Provided information =>
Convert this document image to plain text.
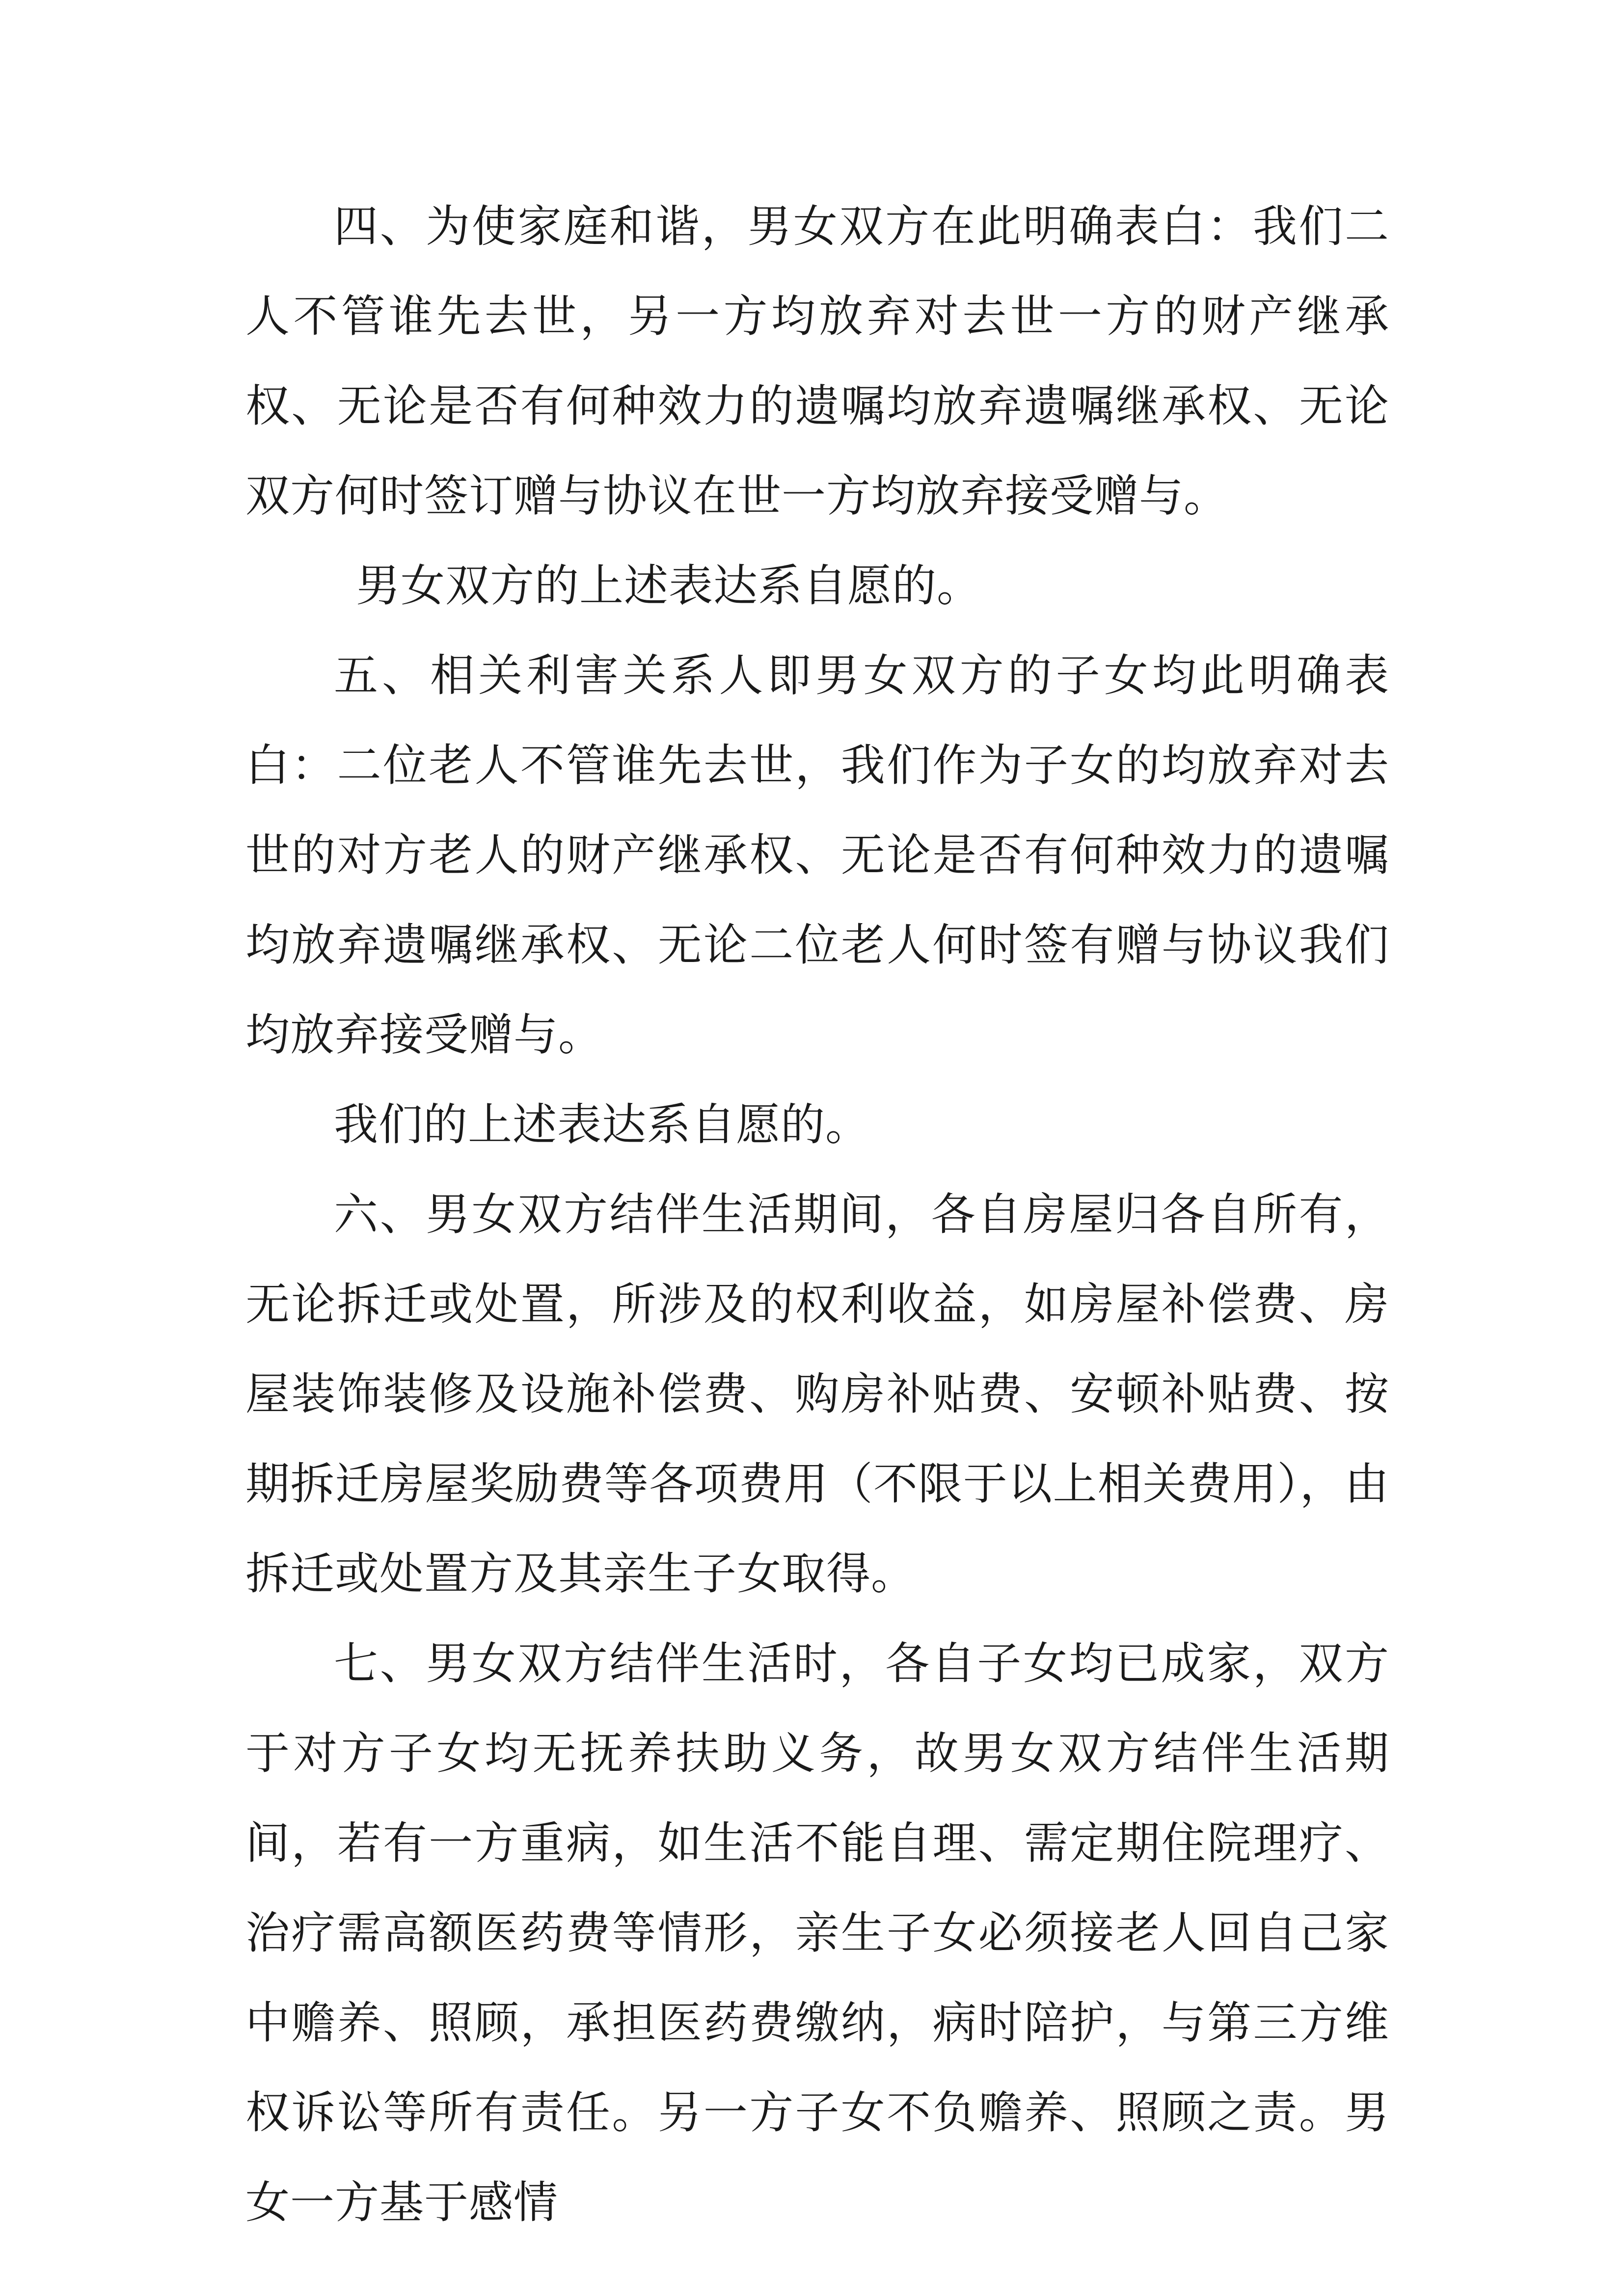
四、为使家庭和谐，男女双方在此明确表白：我们二人不管谁先去世，另一方均放弃对去世一方的财产继承权、无论是否有何种效力的遗嘱均放弃遗嘱继承权、无论双方何时签订赠与协议在世一方均放弃接受赠与。

男女双方的上述表达系自愿的。

五、相关利害关系人即男女双方的子女均此明确表白：二位老人不管谁先去世，我们作为子女的均放弃对去世的对方老人的财产继承权、无论是否有何种效力的遗嘱均放弃遗嘱继承权、无论二位老人何时签有赠与协议我们均放弃接受赠与。

我们的上述表达系自愿的。

六、男女双方结伴生活期间，各自房屋归各自所有，无论拆迁或处置，所涉及的权利收益，如房屋补偿费、房屋装饰装修及设施补偿费、购房补贴费、安顿补贴费、按期拆迁房屋奖励费等各项费用（不限于以上相关费用），由拆迁或处置方及其亲生子女取得。

七、男女双方结伴生活时，各自子女均已成家，双方于对方子女均无抚养扶助义务，故男女双方结伴生活期间，若有一方重病，如生活不能自理、需定期住院理疗、治疗需高额医药费等情形，亲生子女必须接老人回自己家中赡养、照顾，承担医药费缴纳，病时陪护，与第三方维权诉讼等所有责任。另一方子女不负赡养、照顾之责。男女一方基于感情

Task prompt => Images must not appear in the copy; reproduce everything else in the records verbatim.

Solution =>
Convert this document image to plain text.
四、为使家庭和谐，男女双方在此明确表白：我们二人不管谁先去世，另一方均放弃对去世一方的财产继承权、无论是否有何种效力的遗嘱均放弃遗嘱继承权、无论双方何时签订赠与协议在世一方均放弃接受赠与。

男女双方的上述表达系自愿的。

五、相关利害关系人即男女双方的子女均此明确表白：二位老人不管谁先去世，我们作为子女的均放弃对去世的对方老人的财产继承权、无论是否有何种效力的遗嘱均放弃遗嘱继承权、无论二位老人何时签有赠与协议我们均放弃接受赠与。

我们的上述表达系自愿的。

六、男女双方结伴生活期间，各自房屋归各自所有，无论拆迁或处置，所涉及的权利收益，如房屋补偿费、房屋装饰装修及设施补偿费、购房补贴费、安顿补贴费、按期拆迁房屋奖励费等各项费用（不限于以上相关费用），由拆迁或处置方及其亲生子女取得。

七、男女双方结伴生活时，各自子女均已成家，双方于对方子女均无抚养扶助义务，故男女双方结伴生活期间，若有一方重病，如生活不能自理、需定期住院理疗、治疗需高额医药费等情形，亲生子女必须接老人回自己家中赡养、照顾，承担医药费缴纳，病时陪护，与第三方维权诉讼等所有责任。另一方子女不负赡养、照顾之责。男女一方基于感情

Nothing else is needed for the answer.